[start of Data excerpts]
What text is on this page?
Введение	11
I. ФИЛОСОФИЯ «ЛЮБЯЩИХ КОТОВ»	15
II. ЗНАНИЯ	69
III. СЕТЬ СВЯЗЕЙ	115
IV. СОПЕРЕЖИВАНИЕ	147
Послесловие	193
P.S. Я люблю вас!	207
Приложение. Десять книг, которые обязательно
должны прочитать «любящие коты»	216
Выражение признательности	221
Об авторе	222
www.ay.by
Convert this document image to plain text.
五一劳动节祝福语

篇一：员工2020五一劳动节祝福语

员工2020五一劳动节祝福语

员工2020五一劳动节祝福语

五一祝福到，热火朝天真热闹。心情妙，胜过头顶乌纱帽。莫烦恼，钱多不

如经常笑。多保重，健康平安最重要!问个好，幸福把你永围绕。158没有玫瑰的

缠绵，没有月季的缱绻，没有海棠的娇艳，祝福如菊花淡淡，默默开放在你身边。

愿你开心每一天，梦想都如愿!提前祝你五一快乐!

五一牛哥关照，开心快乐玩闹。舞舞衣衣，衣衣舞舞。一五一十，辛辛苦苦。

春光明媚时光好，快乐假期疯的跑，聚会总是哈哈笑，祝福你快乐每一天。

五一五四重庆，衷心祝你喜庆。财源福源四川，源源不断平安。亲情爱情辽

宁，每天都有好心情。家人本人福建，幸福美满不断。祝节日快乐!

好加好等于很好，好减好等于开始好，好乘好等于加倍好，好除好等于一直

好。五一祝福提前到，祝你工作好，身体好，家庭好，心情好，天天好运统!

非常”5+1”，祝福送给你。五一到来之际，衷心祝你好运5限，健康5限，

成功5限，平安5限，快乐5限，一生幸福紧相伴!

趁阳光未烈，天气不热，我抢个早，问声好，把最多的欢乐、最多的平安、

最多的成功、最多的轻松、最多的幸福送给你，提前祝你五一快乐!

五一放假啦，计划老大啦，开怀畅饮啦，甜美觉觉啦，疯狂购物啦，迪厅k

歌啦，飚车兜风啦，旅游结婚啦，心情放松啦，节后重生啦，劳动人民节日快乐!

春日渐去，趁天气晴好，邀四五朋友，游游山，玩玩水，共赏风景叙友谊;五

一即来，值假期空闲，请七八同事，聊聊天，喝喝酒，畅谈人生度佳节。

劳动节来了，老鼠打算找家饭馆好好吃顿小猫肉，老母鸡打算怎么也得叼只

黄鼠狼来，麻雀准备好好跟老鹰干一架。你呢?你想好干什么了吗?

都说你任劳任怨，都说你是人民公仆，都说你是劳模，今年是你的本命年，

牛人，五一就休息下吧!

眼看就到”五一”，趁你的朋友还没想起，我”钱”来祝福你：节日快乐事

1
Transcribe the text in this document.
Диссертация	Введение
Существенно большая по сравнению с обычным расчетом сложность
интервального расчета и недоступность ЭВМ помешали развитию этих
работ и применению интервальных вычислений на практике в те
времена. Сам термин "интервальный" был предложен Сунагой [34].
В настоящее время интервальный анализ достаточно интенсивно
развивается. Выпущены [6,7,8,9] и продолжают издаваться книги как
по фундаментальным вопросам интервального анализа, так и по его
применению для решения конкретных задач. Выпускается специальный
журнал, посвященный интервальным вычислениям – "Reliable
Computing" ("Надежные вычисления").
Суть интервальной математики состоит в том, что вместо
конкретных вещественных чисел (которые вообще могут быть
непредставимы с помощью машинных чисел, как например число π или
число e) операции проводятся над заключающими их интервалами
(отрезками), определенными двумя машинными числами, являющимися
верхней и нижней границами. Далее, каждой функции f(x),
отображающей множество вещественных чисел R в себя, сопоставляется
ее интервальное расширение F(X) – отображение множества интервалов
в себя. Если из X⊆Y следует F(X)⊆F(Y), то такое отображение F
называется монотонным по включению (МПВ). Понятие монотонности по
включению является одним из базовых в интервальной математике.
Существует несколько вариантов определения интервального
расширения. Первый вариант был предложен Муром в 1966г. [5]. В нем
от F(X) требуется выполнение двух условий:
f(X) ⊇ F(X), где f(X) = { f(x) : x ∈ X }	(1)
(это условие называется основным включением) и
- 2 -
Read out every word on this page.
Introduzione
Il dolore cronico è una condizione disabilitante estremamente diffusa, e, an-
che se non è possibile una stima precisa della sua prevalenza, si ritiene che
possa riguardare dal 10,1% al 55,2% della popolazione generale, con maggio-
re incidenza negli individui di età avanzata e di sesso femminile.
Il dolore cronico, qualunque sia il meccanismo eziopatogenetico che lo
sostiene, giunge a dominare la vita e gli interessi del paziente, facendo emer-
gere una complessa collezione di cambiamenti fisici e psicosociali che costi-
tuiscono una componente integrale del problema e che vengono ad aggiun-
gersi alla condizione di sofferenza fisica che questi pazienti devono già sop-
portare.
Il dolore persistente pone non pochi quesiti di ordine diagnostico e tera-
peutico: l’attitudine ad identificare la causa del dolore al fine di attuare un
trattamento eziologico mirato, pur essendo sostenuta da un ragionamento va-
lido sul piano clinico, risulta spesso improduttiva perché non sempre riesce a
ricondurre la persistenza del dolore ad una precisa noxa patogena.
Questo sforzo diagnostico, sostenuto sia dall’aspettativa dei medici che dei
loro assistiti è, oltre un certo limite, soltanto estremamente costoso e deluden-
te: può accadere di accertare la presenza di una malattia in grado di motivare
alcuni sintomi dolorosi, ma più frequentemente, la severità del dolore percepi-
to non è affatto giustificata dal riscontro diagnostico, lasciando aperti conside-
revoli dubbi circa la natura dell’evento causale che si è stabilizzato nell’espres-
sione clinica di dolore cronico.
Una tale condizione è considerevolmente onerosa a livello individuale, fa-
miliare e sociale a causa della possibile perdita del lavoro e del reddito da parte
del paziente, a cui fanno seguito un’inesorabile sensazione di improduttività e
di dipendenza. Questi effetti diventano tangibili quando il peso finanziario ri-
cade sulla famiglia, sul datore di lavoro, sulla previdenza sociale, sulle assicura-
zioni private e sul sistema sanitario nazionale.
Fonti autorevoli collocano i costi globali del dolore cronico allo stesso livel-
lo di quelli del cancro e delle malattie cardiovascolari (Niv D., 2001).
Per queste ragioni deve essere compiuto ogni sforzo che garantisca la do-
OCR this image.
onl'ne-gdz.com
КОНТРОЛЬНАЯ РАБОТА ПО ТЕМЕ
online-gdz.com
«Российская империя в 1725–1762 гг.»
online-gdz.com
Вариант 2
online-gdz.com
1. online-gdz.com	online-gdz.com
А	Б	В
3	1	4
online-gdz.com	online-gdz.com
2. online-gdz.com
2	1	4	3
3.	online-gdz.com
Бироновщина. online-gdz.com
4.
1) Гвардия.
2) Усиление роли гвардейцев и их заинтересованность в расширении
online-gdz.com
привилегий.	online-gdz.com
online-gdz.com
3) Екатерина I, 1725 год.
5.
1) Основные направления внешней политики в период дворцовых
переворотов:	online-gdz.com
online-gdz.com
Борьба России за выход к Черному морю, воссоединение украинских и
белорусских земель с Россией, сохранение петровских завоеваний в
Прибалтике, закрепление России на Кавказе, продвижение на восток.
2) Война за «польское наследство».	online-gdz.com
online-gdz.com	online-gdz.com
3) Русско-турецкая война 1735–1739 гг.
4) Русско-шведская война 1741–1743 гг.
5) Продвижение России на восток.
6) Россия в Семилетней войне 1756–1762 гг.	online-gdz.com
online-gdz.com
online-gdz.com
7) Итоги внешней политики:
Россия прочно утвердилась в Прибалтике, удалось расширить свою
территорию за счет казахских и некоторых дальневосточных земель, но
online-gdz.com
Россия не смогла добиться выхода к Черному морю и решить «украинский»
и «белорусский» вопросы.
[end of Data excerpts]
Exercise prompt:
All of the entries should be written out again exactly.

Result of the exercise:
What text is on this page?
Введение	11
I. ФИЛОСОФИЯ «ЛЮБЯЩИХ КОТОВ»	15
II. ЗНАНИЯ	69
III. СЕТЬ СВЯЗЕЙ	115
IV. СОПЕРЕЖИВАНИЕ	147
Послесловие	193
P.S. Я люблю вас!	207
Приложение. Десять книг, которые обязательно
должны прочитать «любящие коты»	216
Выражение признательности	221
Об авторе	222
www.ay.by
Convert this document image to plain text.
五一劳动节祝福语

篇一：员工2020五一劳动节祝福语

员工2020五一劳动节祝福语

员工2020五一劳动节祝福语

五一祝福到，热火朝天真热闹。心情妙，胜过头顶乌纱帽。莫烦恼，钱多不

如经常笑。多保重，健康平安最重要!问个好，幸福把你永围绕。158没有玫瑰的

缠绵，没有月季的缱绻，没有海棠的娇艳，祝福如菊花淡淡，默默开放在你身边。

愿你开心每一天，梦想都如愿!提前祝你五一快乐!

五一牛哥关照，开心快乐玩闹。舞舞衣衣，衣衣舞舞。一五一十，辛辛苦苦。

春光明媚时光好，快乐假期疯的跑，聚会总是哈哈笑，祝福你快乐每一天。

五一五四重庆，衷心祝你喜庆。财源福源四川，源源不断平安。亲情爱情辽

宁，每天都有好心情。家人本人福建，幸福美满不断。祝节日快乐!

好加好等于很好，好减好等于开始好，好乘好等于加倍好，好除好等于一直

好。五一祝福提前到，祝你工作好，身体好，家庭好，心情好，天天好运统!

非常”5+1”，祝福送给你。五一到来之际，衷心祝你好运5限，健康5限，

成功5限，平安5限，快乐5限，一生幸福紧相伴!

趁阳光未烈，天气不热，我抢个早，问声好，把最多的欢乐、最多的平安、

最多的成功、最多的轻松、最多的幸福送给你，提前祝你五一快乐!

五一放假啦，计划老大啦，开怀畅饮啦，甜美觉觉啦，疯狂购物啦，迪厅k

歌啦，飚车兜风啦，旅游结婚啦，心情放松啦，节后重生啦，劳动人民节日快乐!

春日渐去，趁天气晴好，邀四五朋友，游游山，玩玩水，共赏风景叙友谊;五

一即来，值假期空闲，请七八同事，聊聊天，喝喝酒，畅谈人生度佳节。

劳动节来了，老鼠打算找家饭馆好好吃顿小猫肉，老母鸡打算怎么也得叼只

黄鼠狼来，麻雀准备好好跟老鹰干一架。你呢?你想好干什么了吗?

都说你任劳任怨，都说你是人民公仆，都说你是劳模，今年是你的本命年，

牛人，五一就休息下吧!

眼看就到”五一”，趁你的朋友还没想起，我”钱”来祝福你：节日快乐事

1
Transcribe the text in this document.
Диссертация	Введение
Существенно большая по сравнению с обычным расчетом сложность
интервального расчета и недоступность ЭВМ помешали развитию этих
работ и применению интервальных вычислений на практике в те
времена. Сам термин "интервальный" был предложен Сунагой [34].
В настоящее время интервальный анализ достаточно интенсивно
развивается. Выпущены [6,7,8,9] и продолжают издаваться книги как
по фундаментальным вопросам интервального анализа, так и по его
применению для решения конкретных задач. Выпускается специальный
журнал, посвященный интервальным вычислениям – "Reliable
Computing" ("Надежные вычисления").
Суть интервальной математики состоит в том, что вместо
конкретных вещественных чисел (которые вообще могут быть
непредставимы с помощью машинных чисел, как например число π или
число e) операции проводятся над заключающими их интервалами
(отрезками), определенными двумя машинными числами, являющимися
верхней и нижней границами. Далее, каждой функции f(x),
отображающей множество вещественных чисел R в себя, сопоставляется
ее интервальное расширение F(X) – отображение множества интервалов
в себя. Если из X⊆Y следует F(X)⊆F(Y), то такое отображение F
называется монотонным по включению (МПВ). Понятие монотонности по
включению является одним из базовых в интервальной математике.
Существует несколько вариантов определения интервального
расширения. Первый вариант был предложен Муром в 1966г. [5]. В нем
от F(X) требуется выполнение двух условий:
f(X) ⊇ F(X), где f(X) = { f(x) : x ∈ X }	(1)
(это условие называется основным включением) и
- 2 -
Read out every word on this page.
Introduzione
Il dolore cronico è una condizione disabilitante estremamente diffusa, e, an-
che se non è possibile una stima precisa della sua prevalenza, si ritiene che
possa riguardare dal 10,1% al 55,2% della popolazione generale, con maggio-
re incidenza negli individui di età avanzata e di sesso femminile.
Il dolore cronico, qualunque sia il meccanismo eziopatogenetico che lo
sostiene, giunge a dominare la vita e gli interessi del paziente, facendo emer-
gere una complessa collezione di cambiamenti fisici e psicosociali che costi-
tuiscono una componente integrale del problema e che vengono ad aggiun-
gersi alla condizione di sofferenza fisica che questi pazienti devono già sop-
portare.
Il dolore persistente pone non pochi quesiti di ordine diagnostico e tera-
peutico: l’attitudine ad identificare la causa del dolore al fine di attuare un
trattamento eziologico mirato, pur essendo sostenuta da un ragionamento va-
lido sul piano clinico, risulta spesso improduttiva perché non sempre riesce a
ricondurre la persistenza del dolore ad una precisa noxa patogena.
Questo sforzo diagnostico, sostenuto sia dall’aspettativa dei medici che dei
loro assistiti è, oltre un certo limite, soltanto estremamente costoso e deluden-
te: può accadere di accertare la presenza di una malattia in grado di motivare
alcuni sintomi dolorosi, ma più frequentemente, la severità del dolore percepi-
to non è affatto giustificata dal riscontro diagnostico, lasciando aperti conside-
revoli dubbi circa la natura dell’evento causale che si è stabilizzato nell’espres-
sione clinica di dolore cronico.
Una tale condizione è considerevolmente onerosa a livello individuale, fa-
miliare e sociale a causa della possibile perdita del lavoro e del reddito da parte
del paziente, a cui fanno seguito un’inesorabile sensazione di improduttività e
di dipendenza. Questi effetti diventano tangibili quando il peso finanziario ri-
cade sulla famiglia, sul datore di lavoro, sulla previdenza sociale, sulle assicura-
zioni private e sul sistema sanitario nazionale.
Fonti autorevoli collocano i costi globali del dolore cronico allo stesso livel-
lo di quelli del cancro e delle malattie cardiovascolari (Niv D., 2001).
Per queste ragioni deve essere compiuto ogni sforzo che garantisca la do-
OCR this image.
onl'ne-gdz.com
КОНТРОЛЬНАЯ РАБОТА ПО ТЕМЕ
online-gdz.com
«Российская империя в 1725–1762 гг.»
online-gdz.com
Вариант 2
online-gdz.com
1. online-gdz.com	online-gdz.com
А	Б	В
3	1	4
online-gdz.com	online-gdz.com
2. online-gdz.com
2	1	4	3
3.	online-gdz.com
Бироновщина. online-gdz.com
4.
1) Гвардия.
2) Усиление роли гвардейцев и их заинтересованность в расширении
online-gdz.com
привилегий.	online-gdz.com
online-gdz.com
3) Екатерина I, 1725 год.
5.
1) Основные направления внешней политики в период дворцовых
переворотов:	online-gdz.com
online-gdz.com
Борьба России за выход к Черному морю, воссоединение украинских и
белорусских земель с Россией, сохранение петровских завоеваний в
Прибалтике, закрепление России на Кавказе, продвижение на восток.
2) Война за «польское наследство».	online-gdz.com
online-gdz.com	online-gdz.com
3) Русско-турецкая война 1735–1739 гг.
4) Русско-шведская война 1741–1743 гг.
5) Продвижение России на восток.
6) Россия в Семилетней войне 1756–1762 гг.	online-gdz.com
online-gdz.com
online-gdz.com
7) Итоги внешней политики:
Россия прочно утвердилась в Прибалтике, удалось расширить свою
территорию за счет казахских и некоторых дальневосточных земель, но
online-gdz.com
Россия не смогла добиться выхода к Черному морю и решить «украинский»
и «белорусский» вопросы.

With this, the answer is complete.